### Work to be completed
Copy out all the records exactly.

### Records

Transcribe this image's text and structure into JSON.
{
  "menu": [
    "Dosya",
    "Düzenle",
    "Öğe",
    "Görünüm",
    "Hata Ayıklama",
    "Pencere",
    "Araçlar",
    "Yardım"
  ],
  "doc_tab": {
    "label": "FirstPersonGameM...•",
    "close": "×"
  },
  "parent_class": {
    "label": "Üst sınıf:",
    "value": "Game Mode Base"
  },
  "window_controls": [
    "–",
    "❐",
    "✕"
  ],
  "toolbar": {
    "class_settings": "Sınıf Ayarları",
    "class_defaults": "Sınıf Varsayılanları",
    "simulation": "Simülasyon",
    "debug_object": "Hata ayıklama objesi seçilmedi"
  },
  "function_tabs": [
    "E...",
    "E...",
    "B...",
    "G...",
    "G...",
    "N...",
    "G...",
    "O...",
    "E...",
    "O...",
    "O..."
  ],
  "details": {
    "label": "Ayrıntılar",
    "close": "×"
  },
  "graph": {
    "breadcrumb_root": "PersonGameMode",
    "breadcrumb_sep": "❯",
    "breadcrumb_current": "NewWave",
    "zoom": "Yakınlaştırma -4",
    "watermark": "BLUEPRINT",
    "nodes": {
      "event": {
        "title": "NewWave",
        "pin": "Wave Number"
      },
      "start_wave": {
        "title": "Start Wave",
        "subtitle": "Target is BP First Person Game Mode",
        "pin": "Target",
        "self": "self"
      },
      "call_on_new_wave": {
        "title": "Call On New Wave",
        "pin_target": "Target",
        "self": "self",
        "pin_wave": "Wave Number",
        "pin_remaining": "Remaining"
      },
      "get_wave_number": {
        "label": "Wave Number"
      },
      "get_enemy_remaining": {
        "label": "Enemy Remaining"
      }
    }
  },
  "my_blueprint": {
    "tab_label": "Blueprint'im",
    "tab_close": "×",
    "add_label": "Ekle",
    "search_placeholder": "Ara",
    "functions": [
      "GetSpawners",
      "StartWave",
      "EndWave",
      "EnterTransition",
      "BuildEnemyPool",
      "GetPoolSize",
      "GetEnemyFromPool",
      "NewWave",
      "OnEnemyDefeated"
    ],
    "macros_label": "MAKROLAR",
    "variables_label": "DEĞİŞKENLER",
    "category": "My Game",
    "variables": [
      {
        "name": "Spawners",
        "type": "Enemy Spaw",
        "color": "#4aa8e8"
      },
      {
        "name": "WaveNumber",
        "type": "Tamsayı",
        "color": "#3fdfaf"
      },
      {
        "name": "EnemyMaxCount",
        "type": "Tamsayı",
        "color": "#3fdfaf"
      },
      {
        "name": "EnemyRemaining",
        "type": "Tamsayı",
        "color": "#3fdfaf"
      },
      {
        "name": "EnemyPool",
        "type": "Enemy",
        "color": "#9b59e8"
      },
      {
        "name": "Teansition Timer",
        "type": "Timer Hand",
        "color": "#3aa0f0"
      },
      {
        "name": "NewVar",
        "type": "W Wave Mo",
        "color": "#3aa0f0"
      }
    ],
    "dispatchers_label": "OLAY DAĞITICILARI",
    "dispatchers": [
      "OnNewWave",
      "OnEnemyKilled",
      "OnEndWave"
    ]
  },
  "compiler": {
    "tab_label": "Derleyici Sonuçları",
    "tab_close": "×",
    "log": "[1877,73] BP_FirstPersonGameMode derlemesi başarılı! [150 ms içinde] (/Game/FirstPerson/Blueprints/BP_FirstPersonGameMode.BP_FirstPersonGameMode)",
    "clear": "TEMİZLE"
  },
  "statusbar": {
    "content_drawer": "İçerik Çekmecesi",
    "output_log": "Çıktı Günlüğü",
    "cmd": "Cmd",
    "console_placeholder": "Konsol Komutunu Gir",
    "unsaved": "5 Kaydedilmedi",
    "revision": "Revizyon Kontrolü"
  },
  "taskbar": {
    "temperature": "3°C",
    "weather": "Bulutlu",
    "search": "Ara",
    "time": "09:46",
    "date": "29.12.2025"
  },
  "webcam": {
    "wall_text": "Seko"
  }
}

### In response
Transcribe this image's text and structure into JSON.
{
  "menu": [
    "Dosya",
    "Düzenle",
    "Öğe",
    "Görünüm",
    "Hata Ayıklama",
    "Pencere",
    "Araçlar",
    "Yardım"
  ],
  "doc_tab": {
    "label": "FirstPersonGameM...•",
    "close": "×"
  },
  "parent_class": {
    "label": "Üst sınıf:",
    "value": "Game Mode Base"
  },
  "window_controls": [
    "–",
    "❐",
    "✕"
  ],
  "toolbar": {
    "class_settings": "Sınıf Ayarları",
    "class_defaults": "Sınıf Varsayılanları",
    "simulation": "Simülasyon",
    "debug_object": "Hata ayıklama objesi seçilmedi"
  },
  "function_tabs": [
    "E...",
    "E...",
    "B...",
    "G...",
    "G...",
    "N...",
    "G...",
    "O...",
    "E...",
    "O...",
    "O..."
  ],
  "details": {
    "label": "Ayrıntılar",
    "close": "×"
  },
  "graph": {
    "breadcrumb_root": "PersonGameMode",
    "breadcrumb_sep": "❯",
    "breadcrumb_current": "NewWave",
    "zoom": "Yakınlaştırma -4",
    "watermark": "BLUEPRINT",
    "nodes": {
      "event": {
        "title": "NewWave",
        "pin": "Wave Number"
      },
      "start_wave": {
        "title": "Start Wave",
        "subtitle": "Target is BP First Person Game Mode",
        "pin": "Target",
        "self": "self"
      },
      "call_on_new_wave": {
        "title": "Call On New Wave",
        "pin_target": "Target",
        "self": "self",
        "pin_wave": "Wave Number",
        "pin_remaining": "Remaining"
      },
      "get_wave_number": {
        "label": "Wave Number"
      },
      "get_enemy_remaining": {
        "label": "Enemy Remaining"
      }
    }
  },
  "my_blueprint": {
    "tab_label": "Blueprint'im",
    "tab_close": "×",
    "add_label": "Ekle",
    "search_placeholder": "Ara",
    "functions": [
      "GetSpawners",
      "StartWave",
      "EndWave",
      "EnterTransition",
      "BuildEnemyPool",
      "GetPoolSize",
      "GetEnemyFromPool",
      "NewWave",
      "OnEnemyDefeated"
    ],
    "macros_label": "MAKROLAR",
    "variables_label": "DEĞİŞKENLER",
    "category": "My Game",
    "variables": [
      {
        "name": "Spawners",
        "type": "Enemy Spaw",
        "color": "#4aa8e8"
      },
      {
        "name": "WaveNumber",
        "type": "Tamsayı",
        "color": "#3fdfaf"
      },
      {
        "name": "EnemyMaxCount",
        "type": "Tamsayı",
        "color": "#3fdfaf"
      },
      {
        "name": "EnemyRemaining",
        "type": "Tamsayı",
        "color": "#3fdfaf"
      },
      {
        "name": "EnemyPool",
        "type": "Enemy",
        "color": "#9b59e8"
      },
      {
        "name": "Teansition Timer",
        "type": "Timer Hand",
        "color": "#3aa0f0"
      },
      {
        "name": "NewVar",
        "type": "W Wave Mo",
        "color": "#3aa0f0"
      }
    ],
    "dispatchers_label": "OLAY DAĞITICILARI",
    "dispatchers": [
      "OnNewWave",
      "OnEnemyKilled",
      "OnEndWave"
    ]
  },
  "compiler": {
    "tab_label": "Derleyici Sonuçları",
    "tab_close": "×",
    "log": "[1877,73] BP_FirstPersonGameMode derlemesi başarılı! [150 ms içinde] (/Game/FirstPerson/Blueprints/BP_FirstPersonGameMode.BP_FirstPersonGameMode)",
    "clear": "TEMİZLE"
  },
  "statusbar": {
    "content_drawer": "İçerik Çekmecesi",
    "output_log": "Çıktı Günlüğü",
    "cmd": "Cmd",
    "console_placeholder": "Konsol Komutunu Gir",
    "unsaved": "5 Kaydedilmedi",
    "revision": "Revizyon Kontrolü"
  },
  "taskbar": {
    "temperature": "3°C",
    "weather": "Bulutlu",
    "search": "Ara",
    "time": "09:46",
    "date": "29.12.2025"
  },
  "webcam": {
    "wall_text": "Seko"
  }
}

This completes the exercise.